[Collection entries]
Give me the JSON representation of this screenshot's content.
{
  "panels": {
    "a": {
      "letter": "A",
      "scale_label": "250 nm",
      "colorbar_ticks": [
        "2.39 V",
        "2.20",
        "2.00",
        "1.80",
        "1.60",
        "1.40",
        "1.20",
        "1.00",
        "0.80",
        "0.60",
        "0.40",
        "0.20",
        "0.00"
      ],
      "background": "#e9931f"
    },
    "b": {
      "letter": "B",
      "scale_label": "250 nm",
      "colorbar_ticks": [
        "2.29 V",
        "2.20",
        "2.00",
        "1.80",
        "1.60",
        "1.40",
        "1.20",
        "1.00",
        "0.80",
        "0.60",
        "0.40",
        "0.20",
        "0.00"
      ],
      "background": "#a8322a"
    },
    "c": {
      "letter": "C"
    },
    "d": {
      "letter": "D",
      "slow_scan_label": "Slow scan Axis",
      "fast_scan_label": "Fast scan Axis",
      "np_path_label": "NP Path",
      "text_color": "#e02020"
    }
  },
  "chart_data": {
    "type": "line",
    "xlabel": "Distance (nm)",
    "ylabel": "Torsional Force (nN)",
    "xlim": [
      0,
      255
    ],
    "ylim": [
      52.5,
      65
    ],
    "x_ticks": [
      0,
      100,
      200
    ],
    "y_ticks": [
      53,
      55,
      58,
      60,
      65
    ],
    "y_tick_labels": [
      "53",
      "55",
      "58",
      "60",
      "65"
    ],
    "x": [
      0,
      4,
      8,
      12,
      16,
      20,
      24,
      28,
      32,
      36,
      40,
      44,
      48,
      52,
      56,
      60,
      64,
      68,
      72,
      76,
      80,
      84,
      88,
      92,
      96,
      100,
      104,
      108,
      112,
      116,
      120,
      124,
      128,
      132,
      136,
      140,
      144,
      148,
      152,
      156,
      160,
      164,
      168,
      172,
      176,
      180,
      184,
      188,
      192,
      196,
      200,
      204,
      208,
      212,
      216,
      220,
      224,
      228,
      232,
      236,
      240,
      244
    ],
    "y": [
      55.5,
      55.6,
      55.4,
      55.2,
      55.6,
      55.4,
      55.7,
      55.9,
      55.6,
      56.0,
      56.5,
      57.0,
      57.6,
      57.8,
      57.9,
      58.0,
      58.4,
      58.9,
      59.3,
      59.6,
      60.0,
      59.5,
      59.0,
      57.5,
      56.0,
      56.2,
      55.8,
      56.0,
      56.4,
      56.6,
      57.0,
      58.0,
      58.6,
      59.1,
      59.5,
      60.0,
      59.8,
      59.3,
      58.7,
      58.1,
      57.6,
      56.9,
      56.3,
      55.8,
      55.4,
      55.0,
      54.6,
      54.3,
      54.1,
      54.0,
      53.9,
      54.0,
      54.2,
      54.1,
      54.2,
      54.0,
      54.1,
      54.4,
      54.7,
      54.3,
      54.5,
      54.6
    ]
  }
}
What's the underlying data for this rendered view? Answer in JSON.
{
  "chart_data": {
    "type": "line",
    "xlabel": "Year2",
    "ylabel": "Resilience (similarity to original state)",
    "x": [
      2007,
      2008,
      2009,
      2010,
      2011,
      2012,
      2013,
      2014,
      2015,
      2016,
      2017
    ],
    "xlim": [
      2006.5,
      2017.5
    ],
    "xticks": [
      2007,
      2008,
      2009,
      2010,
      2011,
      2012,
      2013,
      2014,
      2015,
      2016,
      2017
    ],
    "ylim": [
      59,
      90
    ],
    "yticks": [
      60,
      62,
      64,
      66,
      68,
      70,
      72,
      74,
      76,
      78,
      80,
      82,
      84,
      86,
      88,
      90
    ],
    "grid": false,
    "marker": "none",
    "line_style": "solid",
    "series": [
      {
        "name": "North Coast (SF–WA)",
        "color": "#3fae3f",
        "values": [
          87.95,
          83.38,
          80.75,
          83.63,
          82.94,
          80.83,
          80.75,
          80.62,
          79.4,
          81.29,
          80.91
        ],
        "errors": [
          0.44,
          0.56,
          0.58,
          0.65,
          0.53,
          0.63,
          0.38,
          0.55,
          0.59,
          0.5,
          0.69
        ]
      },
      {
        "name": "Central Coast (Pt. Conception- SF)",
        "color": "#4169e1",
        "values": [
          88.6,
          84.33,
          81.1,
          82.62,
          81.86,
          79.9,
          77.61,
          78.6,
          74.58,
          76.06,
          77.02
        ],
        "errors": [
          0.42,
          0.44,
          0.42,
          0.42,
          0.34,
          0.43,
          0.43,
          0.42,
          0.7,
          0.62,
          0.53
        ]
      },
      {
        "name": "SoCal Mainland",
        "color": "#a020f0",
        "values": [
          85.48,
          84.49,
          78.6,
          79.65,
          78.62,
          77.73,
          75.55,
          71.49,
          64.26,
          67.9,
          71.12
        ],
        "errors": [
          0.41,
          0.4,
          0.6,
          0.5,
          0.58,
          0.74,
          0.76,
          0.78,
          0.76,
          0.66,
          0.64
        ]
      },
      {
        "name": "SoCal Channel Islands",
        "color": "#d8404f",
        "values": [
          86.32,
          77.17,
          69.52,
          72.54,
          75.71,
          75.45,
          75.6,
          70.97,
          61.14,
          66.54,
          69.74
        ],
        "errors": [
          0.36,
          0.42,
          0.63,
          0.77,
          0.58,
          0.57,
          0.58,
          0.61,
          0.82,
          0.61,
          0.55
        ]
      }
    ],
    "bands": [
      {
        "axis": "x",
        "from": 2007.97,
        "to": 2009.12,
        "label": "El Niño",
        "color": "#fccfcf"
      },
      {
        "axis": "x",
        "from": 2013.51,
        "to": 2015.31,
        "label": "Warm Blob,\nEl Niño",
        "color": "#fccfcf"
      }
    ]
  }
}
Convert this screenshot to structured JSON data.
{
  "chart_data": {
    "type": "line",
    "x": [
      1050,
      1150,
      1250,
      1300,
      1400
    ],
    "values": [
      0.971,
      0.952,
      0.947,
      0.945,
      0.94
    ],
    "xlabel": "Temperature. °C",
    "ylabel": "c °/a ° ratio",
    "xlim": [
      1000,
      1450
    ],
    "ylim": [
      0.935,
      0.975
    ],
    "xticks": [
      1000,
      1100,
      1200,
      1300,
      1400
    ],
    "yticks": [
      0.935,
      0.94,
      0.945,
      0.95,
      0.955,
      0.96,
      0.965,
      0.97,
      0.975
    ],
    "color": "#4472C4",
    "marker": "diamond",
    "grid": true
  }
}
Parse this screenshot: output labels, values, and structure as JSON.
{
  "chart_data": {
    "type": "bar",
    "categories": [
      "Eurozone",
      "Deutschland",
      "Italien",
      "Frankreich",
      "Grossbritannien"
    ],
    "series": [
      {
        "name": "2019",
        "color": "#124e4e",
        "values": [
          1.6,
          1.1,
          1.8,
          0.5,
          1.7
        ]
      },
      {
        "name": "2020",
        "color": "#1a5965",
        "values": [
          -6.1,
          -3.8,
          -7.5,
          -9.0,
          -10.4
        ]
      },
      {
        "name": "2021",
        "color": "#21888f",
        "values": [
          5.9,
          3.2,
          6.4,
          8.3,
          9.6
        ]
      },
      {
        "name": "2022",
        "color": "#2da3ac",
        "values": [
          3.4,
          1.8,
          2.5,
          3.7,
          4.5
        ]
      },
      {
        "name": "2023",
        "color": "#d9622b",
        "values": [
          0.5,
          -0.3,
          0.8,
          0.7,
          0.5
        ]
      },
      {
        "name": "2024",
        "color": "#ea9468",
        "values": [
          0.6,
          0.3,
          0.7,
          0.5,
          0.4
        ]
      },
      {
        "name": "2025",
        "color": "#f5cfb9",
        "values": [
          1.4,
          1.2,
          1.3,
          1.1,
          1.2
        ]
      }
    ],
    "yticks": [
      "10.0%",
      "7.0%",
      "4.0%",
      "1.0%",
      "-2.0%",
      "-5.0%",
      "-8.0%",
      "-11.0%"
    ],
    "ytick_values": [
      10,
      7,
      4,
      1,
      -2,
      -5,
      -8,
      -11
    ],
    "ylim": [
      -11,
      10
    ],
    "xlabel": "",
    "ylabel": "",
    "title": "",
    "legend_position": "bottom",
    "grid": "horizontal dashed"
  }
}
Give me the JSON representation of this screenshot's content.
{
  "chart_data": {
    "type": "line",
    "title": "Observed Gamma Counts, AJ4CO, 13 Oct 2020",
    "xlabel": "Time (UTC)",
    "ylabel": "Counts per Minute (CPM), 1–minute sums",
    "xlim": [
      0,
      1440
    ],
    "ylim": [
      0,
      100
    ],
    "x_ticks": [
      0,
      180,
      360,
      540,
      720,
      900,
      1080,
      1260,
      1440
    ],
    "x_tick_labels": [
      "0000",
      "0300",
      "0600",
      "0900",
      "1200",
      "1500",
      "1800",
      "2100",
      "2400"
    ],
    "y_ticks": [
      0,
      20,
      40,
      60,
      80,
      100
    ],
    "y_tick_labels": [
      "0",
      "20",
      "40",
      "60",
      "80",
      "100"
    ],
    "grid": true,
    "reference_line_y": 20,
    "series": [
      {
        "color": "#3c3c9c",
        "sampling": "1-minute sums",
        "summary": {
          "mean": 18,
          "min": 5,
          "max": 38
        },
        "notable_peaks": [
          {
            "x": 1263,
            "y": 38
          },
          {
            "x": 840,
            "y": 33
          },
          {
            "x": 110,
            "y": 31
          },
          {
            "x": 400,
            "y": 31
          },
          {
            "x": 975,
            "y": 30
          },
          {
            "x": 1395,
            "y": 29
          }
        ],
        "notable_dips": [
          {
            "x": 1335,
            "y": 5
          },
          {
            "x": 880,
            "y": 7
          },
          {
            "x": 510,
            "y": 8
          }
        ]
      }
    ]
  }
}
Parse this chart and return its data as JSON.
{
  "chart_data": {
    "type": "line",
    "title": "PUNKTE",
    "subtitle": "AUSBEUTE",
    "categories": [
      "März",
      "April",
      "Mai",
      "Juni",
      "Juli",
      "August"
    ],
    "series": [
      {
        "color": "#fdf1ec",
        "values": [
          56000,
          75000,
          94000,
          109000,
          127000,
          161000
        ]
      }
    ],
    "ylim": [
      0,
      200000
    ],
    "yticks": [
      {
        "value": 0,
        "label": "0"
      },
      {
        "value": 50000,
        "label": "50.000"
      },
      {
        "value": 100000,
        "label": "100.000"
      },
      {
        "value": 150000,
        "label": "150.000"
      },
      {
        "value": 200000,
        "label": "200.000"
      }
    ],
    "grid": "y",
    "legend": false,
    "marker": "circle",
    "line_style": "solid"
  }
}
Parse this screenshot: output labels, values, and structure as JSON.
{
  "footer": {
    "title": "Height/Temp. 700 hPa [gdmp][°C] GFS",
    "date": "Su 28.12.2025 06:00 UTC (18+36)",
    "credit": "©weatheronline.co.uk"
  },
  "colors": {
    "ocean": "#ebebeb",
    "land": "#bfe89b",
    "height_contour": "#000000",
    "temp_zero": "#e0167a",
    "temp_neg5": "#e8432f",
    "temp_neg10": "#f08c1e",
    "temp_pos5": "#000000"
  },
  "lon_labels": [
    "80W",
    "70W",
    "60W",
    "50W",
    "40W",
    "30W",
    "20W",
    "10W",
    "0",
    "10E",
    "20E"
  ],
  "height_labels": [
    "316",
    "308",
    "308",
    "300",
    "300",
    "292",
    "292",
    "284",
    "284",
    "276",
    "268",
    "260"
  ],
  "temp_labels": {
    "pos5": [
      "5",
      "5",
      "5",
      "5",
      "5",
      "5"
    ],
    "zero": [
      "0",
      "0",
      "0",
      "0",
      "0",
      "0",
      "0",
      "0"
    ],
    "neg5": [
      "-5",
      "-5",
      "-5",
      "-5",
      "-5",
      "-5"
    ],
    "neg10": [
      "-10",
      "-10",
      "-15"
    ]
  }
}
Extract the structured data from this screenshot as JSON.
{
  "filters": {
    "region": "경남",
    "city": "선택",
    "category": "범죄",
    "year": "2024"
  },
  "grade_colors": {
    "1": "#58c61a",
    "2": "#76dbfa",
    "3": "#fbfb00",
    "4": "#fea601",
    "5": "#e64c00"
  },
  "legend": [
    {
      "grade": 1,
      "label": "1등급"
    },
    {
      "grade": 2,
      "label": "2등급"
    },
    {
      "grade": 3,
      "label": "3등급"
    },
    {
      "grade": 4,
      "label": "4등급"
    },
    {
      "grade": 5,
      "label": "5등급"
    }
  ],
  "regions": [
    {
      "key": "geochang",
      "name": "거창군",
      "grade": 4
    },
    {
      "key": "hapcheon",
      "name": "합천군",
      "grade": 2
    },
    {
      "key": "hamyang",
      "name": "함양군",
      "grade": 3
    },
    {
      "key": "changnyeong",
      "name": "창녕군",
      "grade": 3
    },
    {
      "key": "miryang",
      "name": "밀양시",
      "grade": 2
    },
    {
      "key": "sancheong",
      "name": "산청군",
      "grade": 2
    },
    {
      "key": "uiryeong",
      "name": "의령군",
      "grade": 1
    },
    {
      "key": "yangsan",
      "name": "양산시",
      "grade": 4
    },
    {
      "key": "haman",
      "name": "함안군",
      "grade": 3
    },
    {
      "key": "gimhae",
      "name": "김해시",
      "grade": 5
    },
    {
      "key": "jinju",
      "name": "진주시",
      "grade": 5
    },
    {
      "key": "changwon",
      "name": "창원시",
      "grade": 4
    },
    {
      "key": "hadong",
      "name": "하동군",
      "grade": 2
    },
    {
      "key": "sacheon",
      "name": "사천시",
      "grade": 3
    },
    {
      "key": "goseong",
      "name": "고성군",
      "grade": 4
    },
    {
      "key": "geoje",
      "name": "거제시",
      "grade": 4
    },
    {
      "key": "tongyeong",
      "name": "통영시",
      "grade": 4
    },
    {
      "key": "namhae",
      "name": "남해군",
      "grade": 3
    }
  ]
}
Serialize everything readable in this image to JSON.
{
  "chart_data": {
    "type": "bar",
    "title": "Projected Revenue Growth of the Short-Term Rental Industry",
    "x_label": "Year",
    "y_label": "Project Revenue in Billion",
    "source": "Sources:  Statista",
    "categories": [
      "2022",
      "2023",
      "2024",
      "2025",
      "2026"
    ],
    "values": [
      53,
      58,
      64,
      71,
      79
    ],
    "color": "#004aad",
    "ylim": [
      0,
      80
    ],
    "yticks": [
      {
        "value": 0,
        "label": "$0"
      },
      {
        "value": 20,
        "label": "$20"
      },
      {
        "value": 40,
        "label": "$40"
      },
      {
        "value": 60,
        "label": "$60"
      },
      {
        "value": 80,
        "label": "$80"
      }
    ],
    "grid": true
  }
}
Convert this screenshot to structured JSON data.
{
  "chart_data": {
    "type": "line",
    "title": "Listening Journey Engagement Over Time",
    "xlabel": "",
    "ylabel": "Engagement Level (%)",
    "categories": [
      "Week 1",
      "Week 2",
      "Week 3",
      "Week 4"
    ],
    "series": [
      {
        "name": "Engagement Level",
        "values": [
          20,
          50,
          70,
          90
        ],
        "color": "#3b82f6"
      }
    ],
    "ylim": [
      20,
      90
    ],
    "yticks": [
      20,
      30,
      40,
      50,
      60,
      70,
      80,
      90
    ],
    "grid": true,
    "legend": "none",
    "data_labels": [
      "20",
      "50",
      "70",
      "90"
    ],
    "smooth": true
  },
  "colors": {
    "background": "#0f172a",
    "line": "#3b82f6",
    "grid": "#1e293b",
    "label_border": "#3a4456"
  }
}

* WRITTEN EXERCISE *
Pick out the lines above that hold the string "Engagement" and show them.

* WRITTEN RESPONSE *
    "title": "Listening Journey Engagement Over Time",
    "ylabel": "Engagement Level (%)",
        "name": "Engagement Level",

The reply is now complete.